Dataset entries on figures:
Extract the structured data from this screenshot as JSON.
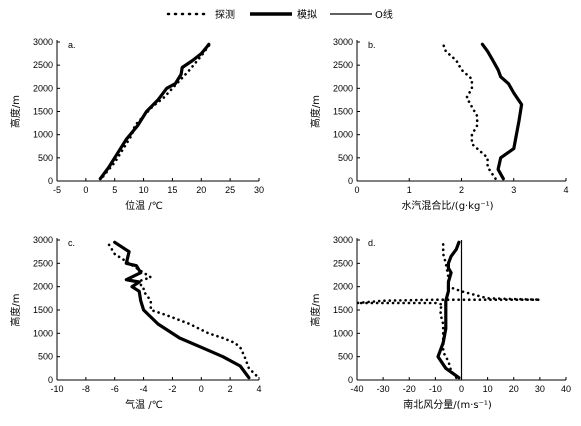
{
  "legend": {
    "observed": "探测",
    "simulated": "模拟",
    "zero_line": "O线"
  },
  "chart_data": [
    {
      "type": "line",
      "panel_label": "a.",
      "xlabel": "位温 /℃",
      "ylabel": "高度/m",
      "xlim": [
        -5,
        30
      ],
      "ylim": [
        0,
        3000
      ],
      "xticks": [
        -5,
        0,
        5,
        10,
        15,
        20,
        25,
        30
      ],
      "yticks": [
        0,
        500,
        1000,
        1500,
        2000,
        2500,
        3000
      ],
      "grid": false,
      "series": [
        {
          "name": "探测",
          "style": "dotted",
          "x": [
            3.0,
            4.0,
            5.0,
            6.0,
            7.0,
            8.0,
            8.5,
            10.0,
            11.5,
            13.5,
            15.0,
            16.5,
            18.0,
            20.0,
            21.5
          ],
          "y": [
            100,
            250,
            400,
            600,
            800,
            1000,
            1200,
            1400,
            1600,
            1800,
            2000,
            2200,
            2400,
            2700,
            2950
          ]
        },
        {
          "name": "模拟",
          "style": "thick",
          "x": [
            2.5,
            4.0,
            5.5,
            7.0,
            9.0,
            10.5,
            12.5,
            14.0,
            15.5,
            16.5,
            16.7,
            18.5,
            20.0,
            21.0,
            21.3
          ],
          "y": [
            50,
            300,
            600,
            900,
            1200,
            1500,
            1750,
            2000,
            2100,
            2300,
            2450,
            2600,
            2750,
            2900,
            2950
          ]
        }
      ]
    },
    {
      "type": "line",
      "panel_label": "b.",
      "xlabel": "水汽混合比/(g·kg⁻¹)",
      "ylabel": "高度/m",
      "xlim": [
        0,
        4
      ],
      "ylim": [
        0,
        3000
      ],
      "xticks": [
        0,
        1,
        2,
        3,
        4
      ],
      "yticks": [
        0,
        500,
        1000,
        1500,
        2000,
        2500,
        3000
      ],
      "grid": false,
      "series": [
        {
          "name": "探测",
          "style": "dotted",
          "x": [
            2.65,
            2.5,
            2.5,
            2.2,
            2.2,
            2.3,
            2.3,
            2.2,
            2.1,
            2.2,
            2.2,
            2.0,
            1.9,
            1.7,
            1.65
          ],
          "y": [
            50,
            300,
            500,
            800,
            1000,
            1200,
            1400,
            1600,
            1800,
            2000,
            2200,
            2400,
            2600,
            2800,
            2950
          ]
        },
        {
          "name": "模拟",
          "style": "thick",
          "x": [
            2.8,
            2.7,
            2.75,
            3.0,
            3.05,
            3.1,
            3.15,
            3.0,
            2.9,
            2.75,
            2.7,
            2.6,
            2.5,
            2.4
          ],
          "y": [
            50,
            250,
            500,
            700,
            1000,
            1300,
            1650,
            1900,
            2100,
            2250,
            2400,
            2600,
            2800,
            2950
          ]
        }
      ]
    },
    {
      "type": "line",
      "panel_label": "c.",
      "xlabel": "气温 /℃",
      "ylabel": "高度/m",
      "xlim": [
        -10,
        4
      ],
      "ylim": [
        0,
        3000
      ],
      "xticks": [
        -10,
        -8,
        -6,
        -4,
        -2,
        0,
        2,
        4
      ],
      "yticks": [
        0,
        500,
        1000,
        1500,
        2000,
        2500,
        3000
      ],
      "grid": false,
      "series": [
        {
          "name": "探测",
          "style": "dotted",
          "x": [
            3.8,
            3.3,
            3.0,
            2.7,
            2.3,
            1.5,
            0.5,
            -0.8,
            -2.5,
            -3.5,
            -3.5,
            -4.0,
            -4.0,
            -4.5,
            -4.0,
            -3.5,
            -4.0,
            -5.0,
            -6.0,
            -6.5
          ],
          "y": [
            100,
            250,
            500,
            700,
            800,
            900,
            1000,
            1200,
            1400,
            1500,
            1700,
            1900,
            2000,
            2100,
            2150,
            2200,
            2300,
            2500,
            2700,
            2950
          ]
        },
        {
          "name": "模拟",
          "style": "thick",
          "x": [
            3.3,
            2.7,
            1.5,
            0.0,
            -1.5,
            -3.0,
            -4.0,
            -4.2,
            -4.3,
            -4.8,
            -4.3,
            -5.2,
            -4.2,
            -4.5,
            -5.2,
            -5.0,
            -6.0
          ],
          "y": [
            50,
            300,
            500,
            700,
            900,
            1200,
            1500,
            1700,
            1900,
            2000,
            2100,
            2150,
            2300,
            2450,
            2500,
            2750,
            2950
          ]
        }
      ]
    },
    {
      "type": "line",
      "panel_label": "d.",
      "xlabel": "南北风分量/(m·s⁻¹)",
      "ylabel": "高度/m",
      "xlim": [
        -40,
        40
      ],
      "ylim": [
        0,
        3000
      ],
      "xticks": [
        -40,
        -30,
        -20,
        -10,
        0,
        10,
        20,
        30,
        40
      ],
      "yticks": [
        0,
        500,
        1000,
        1500,
        2000,
        2500,
        3000
      ],
      "grid": false,
      "series": [
        {
          "name": "探测",
          "style": "dotted",
          "x": [
            -2,
            -4,
            -5,
            -7,
            -7,
            -7,
            -7,
            -8,
            -8,
            -6,
            -10,
            -20,
            -30,
            -40,
            -30,
            -10,
            10,
            20,
            30,
            10,
            0,
            -5,
            -5,
            -6,
            -7,
            -7
          ],
          "y": [
            50,
            200,
            400,
            600,
            800,
            1000,
            1200,
            1400,
            1550,
            1600,
            1650,
            1650,
            1650,
            1650,
            1700,
            1720,
            1720,
            1720,
            1720,
            1750,
            1900,
            2000,
            2200,
            2500,
            2700,
            2950
          ]
        },
        {
          "name": "模拟",
          "style": "thick",
          "x": [
            -1,
            -6,
            -9,
            -7,
            -6,
            -6,
            -6,
            -5,
            -5,
            -4,
            -5,
            -5,
            -4,
            -2,
            -1
          ],
          "y": [
            50,
            250,
            500,
            800,
            1100,
            1400,
            1700,
            1900,
            2100,
            2300,
            2400,
            2500,
            2650,
            2800,
            2950
          ]
        },
        {
          "name": "O线",
          "style": "thin",
          "x": [
            0,
            0
          ],
          "y": [
            0,
            3000
          ]
        }
      ]
    }
  ]
}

What is needed>
Print the complete listing exactly, apart from any pictures.

Result of the task>
Extract the structured data from this screenshot as JSON.
{
  "legend": {
    "observed": "探测",
    "simulated": "模拟",
    "zero_line": "O线"
  },
  "chart_data": [
    {
      "type": "line",
      "panel_label": "a.",
      "xlabel": "位温 /℃",
      "ylabel": "高度/m",
      "xlim": [
        -5,
        30
      ],
      "ylim": [
        0,
        3000
      ],
      "xticks": [
        -5,
        0,
        5,
        10,
        15,
        20,
        25,
        30
      ],
      "yticks": [
        0,
        500,
        1000,
        1500,
        2000,
        2500,
        3000
      ],
      "grid": false,
      "series": [
        {
          "name": "探测",
          "style": "dotted",
          "x": [
            3.0,
            4.0,
            5.0,
            6.0,
            7.0,
            8.0,
            8.5,
            10.0,
            11.5,
            13.5,
            15.0,
            16.5,
            18.0,
            20.0,
            21.5
          ],
          "y": [
            100,
            250,
            400,
            600,
            800,
            1000,
            1200,
            1400,
            1600,
            1800,
            2000,
            2200,
            2400,
            2700,
            2950
          ]
        },
        {
          "name": "模拟",
          "style": "thick",
          "x": [
            2.5,
            4.0,
            5.5,
            7.0,
            9.0,
            10.5,
            12.5,
            14.0,
            15.5,
            16.5,
            16.7,
            18.5,
            20.0,
            21.0,
            21.3
          ],
          "y": [
            50,
            300,
            600,
            900,
            1200,
            1500,
            1750,
            2000,
            2100,
            2300,
            2450,
            2600,
            2750,
            2900,
            2950
          ]
        }
      ]
    },
    {
      "type": "line",
      "panel_label": "b.",
      "xlabel": "水汽混合比/(g·kg⁻¹)",
      "ylabel": "高度/m",
      "xlim": [
        0,
        4
      ],
      "ylim": [
        0,
        3000
      ],
      "xticks": [
        0,
        1,
        2,
        3,
        4
      ],
      "yticks": [
        0,
        500,
        1000,
        1500,
        2000,
        2500,
        3000
      ],
      "grid": false,
      "series": [
        {
          "name": "探测",
          "style": "dotted",
          "x": [
            2.65,
            2.5,
            2.5,
            2.2,
            2.2,
            2.3,
            2.3,
            2.2,
            2.1,
            2.2,
            2.2,
            2.0,
            1.9,
            1.7,
            1.65
          ],
          "y": [
            50,
            300,
            500,
            800,
            1000,
            1200,
            1400,
            1600,
            1800,
            2000,
            2200,
            2400,
            2600,
            2800,
            2950
          ]
        },
        {
          "name": "模拟",
          "style": "thick",
          "x": [
            2.8,
            2.7,
            2.75,
            3.0,
            3.05,
            3.1,
            3.15,
            3.0,
            2.9,
            2.75,
            2.7,
            2.6,
            2.5,
            2.4
          ],
          "y": [
            50,
            250,
            500,
            700,
            1000,
            1300,
            1650,
            1900,
            2100,
            2250,
            2400,
            2600,
            2800,
            2950
          ]
        }
      ]
    },
    {
      "type": "line",
      "panel_label": "c.",
      "xlabel": "气温 /℃",
      "ylabel": "高度/m",
      "xlim": [
        -10,
        4
      ],
      "ylim": [
        0,
        3000
      ],
      "xticks": [
        -10,
        -8,
        -6,
        -4,
        -2,
        0,
        2,
        4
      ],
      "yticks": [
        0,
        500,
        1000,
        1500,
        2000,
        2500,
        3000
      ],
      "grid": false,
      "series": [
        {
          "name": "探测",
          "style": "dotted",
          "x": [
            3.8,
            3.3,
            3.0,
            2.7,
            2.3,
            1.5,
            0.5,
            -0.8,
            -2.5,
            -3.5,
            -3.5,
            -4.0,
            -4.0,
            -4.5,
            -4.0,
            -3.5,
            -4.0,
            -5.0,
            -6.0,
            -6.5
          ],
          "y": [
            100,
            250,
            500,
            700,
            800,
            900,
            1000,
            1200,
            1400,
            1500,
            1700,
            1900,
            2000,
            2100,
            2150,
            2200,
            2300,
            2500,
            2700,
            2950
          ]
        },
        {
          "name": "模拟",
          "style": "thick",
          "x": [
            3.3,
            2.7,
            1.5,
            0.0,
            -1.5,
            -3.0,
            -4.0,
            -4.2,
            -4.3,
            -4.8,
            -4.3,
            -5.2,
            -4.2,
            -4.5,
            -5.2,
            -5.0,
            -6.0
          ],
          "y": [
            50,
            300,
            500,
            700,
            900,
            1200,
            1500,
            1700,
            1900,
            2000,
            2100,
            2150,
            2300,
            2450,
            2500,
            2750,
            2950
          ]
        }
      ]
    },
    {
      "type": "line",
      "panel_label": "d.",
      "xlabel": "南北风分量/(m·s⁻¹)",
      "ylabel": "高度/m",
      "xlim": [
        -40,
        40
      ],
      "ylim": [
        0,
        3000
      ],
      "xticks": [
        -40,
        -30,
        -20,
        -10,
        0,
        10,
        20,
        30,
        40
      ],
      "yticks": [
        0,
        500,
        1000,
        1500,
        2000,
        2500,
        3000
      ],
      "grid": false,
      "series": [
        {
          "name": "探测",
          "style": "dotted",
          "x": [
            -2,
            -4,
            -5,
            -7,
            -7,
            -7,
            -7,
            -8,
            -8,
            -6,
            -10,
            -20,
            -30,
            -40,
            -30,
            -10,
            10,
            20,
            30,
            10,
            0,
            -5,
            -5,
            -6,
            -7,
            -7
          ],
          "y": [
            50,
            200,
            400,
            600,
            800,
            1000,
            1200,
            1400,
            1550,
            1600,
            1650,
            1650,
            1650,
            1650,
            1700,
            1720,
            1720,
            1720,
            1720,
            1750,
            1900,
            2000,
            2200,
            2500,
            2700,
            2950
          ]
        },
        {
          "name": "模拟",
          "style": "thick",
          "x": [
            -1,
            -6,
            -9,
            -7,
            -6,
            -6,
            -6,
            -5,
            -5,
            -4,
            -5,
            -5,
            -4,
            -2,
            -1
          ],
          "y": [
            50,
            250,
            500,
            800,
            1100,
            1400,
            1700,
            1900,
            2100,
            2300,
            2400,
            2500,
            2650,
            2800,
            2950
          ]
        },
        {
          "name": "O线",
          "style": "thin",
          "x": [
            0,
            0
          ],
          "y": [
            0,
            3000
          ]
        }
      ]
    }
  ]
}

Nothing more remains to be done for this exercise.